### DATA ENTRIES ###

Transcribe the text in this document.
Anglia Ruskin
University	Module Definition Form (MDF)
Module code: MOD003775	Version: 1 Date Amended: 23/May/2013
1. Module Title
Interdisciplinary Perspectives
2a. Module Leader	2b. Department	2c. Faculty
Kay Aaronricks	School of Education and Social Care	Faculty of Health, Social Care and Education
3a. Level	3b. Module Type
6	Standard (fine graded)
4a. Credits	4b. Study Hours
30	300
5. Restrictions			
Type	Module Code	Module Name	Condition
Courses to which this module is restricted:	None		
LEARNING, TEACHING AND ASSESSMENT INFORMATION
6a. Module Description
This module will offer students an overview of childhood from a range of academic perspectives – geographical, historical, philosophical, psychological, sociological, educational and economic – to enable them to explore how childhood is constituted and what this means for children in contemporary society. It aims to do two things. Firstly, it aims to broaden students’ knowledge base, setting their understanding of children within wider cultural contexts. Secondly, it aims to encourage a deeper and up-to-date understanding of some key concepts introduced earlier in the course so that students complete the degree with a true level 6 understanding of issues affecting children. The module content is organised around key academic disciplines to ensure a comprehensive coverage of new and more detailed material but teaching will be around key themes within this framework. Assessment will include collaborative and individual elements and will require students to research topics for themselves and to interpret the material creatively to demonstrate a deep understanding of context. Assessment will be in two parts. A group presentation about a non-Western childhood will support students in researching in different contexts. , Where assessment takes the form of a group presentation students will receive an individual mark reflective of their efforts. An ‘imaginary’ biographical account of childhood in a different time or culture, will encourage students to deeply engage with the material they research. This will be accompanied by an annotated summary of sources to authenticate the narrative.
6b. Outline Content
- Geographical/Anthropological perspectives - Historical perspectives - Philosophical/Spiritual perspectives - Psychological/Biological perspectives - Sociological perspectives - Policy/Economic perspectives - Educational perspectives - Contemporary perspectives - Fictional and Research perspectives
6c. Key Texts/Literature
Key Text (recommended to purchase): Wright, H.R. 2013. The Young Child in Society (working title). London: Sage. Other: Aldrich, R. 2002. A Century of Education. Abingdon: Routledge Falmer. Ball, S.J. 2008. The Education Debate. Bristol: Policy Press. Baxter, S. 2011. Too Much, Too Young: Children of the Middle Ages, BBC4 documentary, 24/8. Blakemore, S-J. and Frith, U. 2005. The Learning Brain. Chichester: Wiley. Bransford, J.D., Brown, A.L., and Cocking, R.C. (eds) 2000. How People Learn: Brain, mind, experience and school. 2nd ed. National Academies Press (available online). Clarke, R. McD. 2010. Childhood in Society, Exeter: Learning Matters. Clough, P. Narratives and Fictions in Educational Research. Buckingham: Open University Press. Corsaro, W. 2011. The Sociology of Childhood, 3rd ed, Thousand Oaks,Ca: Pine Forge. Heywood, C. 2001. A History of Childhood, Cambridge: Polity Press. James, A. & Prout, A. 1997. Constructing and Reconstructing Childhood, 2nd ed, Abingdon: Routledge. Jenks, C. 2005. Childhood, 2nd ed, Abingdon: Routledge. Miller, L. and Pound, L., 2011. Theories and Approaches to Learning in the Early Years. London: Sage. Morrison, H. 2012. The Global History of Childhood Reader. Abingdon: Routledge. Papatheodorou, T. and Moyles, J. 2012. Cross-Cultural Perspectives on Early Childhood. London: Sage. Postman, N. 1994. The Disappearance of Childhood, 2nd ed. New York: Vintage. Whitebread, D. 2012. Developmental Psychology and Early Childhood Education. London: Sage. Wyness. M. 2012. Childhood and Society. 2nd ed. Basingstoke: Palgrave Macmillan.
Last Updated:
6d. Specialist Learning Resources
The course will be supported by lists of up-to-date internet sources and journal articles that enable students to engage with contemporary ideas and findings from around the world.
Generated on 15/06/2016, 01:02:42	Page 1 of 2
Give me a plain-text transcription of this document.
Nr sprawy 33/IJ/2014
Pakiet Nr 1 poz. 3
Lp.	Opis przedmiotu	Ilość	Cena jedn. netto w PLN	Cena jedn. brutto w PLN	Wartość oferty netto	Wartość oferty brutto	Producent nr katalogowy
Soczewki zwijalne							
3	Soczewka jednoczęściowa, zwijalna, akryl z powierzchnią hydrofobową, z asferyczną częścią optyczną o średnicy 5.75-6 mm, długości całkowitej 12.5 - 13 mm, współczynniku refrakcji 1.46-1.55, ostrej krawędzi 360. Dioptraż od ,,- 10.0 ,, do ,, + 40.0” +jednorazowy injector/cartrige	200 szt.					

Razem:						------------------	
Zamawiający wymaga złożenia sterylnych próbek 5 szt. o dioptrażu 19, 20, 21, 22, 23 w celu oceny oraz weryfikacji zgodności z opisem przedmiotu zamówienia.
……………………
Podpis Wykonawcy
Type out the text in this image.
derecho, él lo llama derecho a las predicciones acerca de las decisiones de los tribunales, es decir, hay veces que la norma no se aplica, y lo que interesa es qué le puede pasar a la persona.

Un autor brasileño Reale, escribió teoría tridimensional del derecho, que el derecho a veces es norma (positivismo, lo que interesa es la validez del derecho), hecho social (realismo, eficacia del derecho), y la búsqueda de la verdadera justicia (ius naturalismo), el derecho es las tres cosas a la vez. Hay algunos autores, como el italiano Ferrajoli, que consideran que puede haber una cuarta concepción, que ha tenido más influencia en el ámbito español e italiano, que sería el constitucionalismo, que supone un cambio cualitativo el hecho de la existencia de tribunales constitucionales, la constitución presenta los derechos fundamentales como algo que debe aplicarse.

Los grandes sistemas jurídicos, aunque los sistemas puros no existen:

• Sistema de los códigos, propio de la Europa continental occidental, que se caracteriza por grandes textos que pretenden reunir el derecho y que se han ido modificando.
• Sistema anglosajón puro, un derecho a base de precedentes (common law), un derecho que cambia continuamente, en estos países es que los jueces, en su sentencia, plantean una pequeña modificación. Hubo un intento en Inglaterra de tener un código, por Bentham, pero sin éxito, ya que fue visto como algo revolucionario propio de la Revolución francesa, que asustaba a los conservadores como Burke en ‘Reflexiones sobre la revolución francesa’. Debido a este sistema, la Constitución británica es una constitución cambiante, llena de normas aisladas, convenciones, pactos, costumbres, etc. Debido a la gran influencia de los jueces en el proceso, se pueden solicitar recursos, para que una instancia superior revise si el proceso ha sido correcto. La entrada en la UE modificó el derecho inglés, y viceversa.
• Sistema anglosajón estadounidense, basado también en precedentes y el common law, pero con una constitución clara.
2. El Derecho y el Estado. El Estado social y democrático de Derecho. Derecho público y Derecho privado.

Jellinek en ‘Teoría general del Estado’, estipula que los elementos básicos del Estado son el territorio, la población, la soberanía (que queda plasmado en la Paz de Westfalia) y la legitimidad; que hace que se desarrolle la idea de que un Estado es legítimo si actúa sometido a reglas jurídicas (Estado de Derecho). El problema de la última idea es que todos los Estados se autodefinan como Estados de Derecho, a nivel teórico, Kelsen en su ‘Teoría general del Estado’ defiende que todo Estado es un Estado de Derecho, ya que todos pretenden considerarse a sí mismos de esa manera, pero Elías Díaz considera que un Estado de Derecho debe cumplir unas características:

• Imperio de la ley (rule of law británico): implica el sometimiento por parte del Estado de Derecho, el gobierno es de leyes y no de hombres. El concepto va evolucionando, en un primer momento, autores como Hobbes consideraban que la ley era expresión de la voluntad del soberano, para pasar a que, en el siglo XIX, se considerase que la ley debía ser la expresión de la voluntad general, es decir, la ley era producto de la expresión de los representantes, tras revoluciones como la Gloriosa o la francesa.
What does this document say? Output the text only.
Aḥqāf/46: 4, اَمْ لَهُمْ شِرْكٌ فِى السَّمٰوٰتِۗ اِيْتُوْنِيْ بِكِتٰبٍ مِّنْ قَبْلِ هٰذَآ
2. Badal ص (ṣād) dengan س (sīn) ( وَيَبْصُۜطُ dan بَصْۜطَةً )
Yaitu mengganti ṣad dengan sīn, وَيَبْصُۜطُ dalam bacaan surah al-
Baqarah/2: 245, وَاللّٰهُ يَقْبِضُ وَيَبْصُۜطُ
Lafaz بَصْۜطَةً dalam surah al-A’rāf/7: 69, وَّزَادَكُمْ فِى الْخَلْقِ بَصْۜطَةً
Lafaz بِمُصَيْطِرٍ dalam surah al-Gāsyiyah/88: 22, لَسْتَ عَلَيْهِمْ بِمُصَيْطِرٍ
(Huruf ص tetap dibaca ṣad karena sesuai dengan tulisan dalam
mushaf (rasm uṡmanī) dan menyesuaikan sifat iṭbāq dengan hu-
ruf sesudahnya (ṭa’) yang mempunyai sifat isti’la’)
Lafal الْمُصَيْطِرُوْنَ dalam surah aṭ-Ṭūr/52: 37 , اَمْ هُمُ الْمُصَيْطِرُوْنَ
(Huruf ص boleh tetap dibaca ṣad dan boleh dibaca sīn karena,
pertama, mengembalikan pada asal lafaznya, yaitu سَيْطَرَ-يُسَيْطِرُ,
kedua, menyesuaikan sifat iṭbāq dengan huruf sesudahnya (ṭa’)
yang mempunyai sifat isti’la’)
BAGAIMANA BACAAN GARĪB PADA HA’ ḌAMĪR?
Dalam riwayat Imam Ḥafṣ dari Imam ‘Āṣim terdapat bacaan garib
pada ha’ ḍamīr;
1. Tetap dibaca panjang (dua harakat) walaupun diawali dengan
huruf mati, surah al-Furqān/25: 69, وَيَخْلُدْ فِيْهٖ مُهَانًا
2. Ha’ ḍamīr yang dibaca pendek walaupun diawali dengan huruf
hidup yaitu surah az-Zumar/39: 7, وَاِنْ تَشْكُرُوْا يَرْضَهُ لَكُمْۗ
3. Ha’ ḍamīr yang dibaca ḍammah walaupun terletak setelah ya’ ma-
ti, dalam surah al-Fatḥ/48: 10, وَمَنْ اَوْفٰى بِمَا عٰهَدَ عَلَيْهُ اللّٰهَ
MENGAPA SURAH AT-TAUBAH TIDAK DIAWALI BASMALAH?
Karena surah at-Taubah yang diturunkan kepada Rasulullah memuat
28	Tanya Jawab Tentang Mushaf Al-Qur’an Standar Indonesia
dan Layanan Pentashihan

###

From the entries, report each line that includes the word "mempunyai".

ruf sesudahnya (ṭa’) yang mempunyai sifat isti’la’)
yang mempunyai sifat isti’la’)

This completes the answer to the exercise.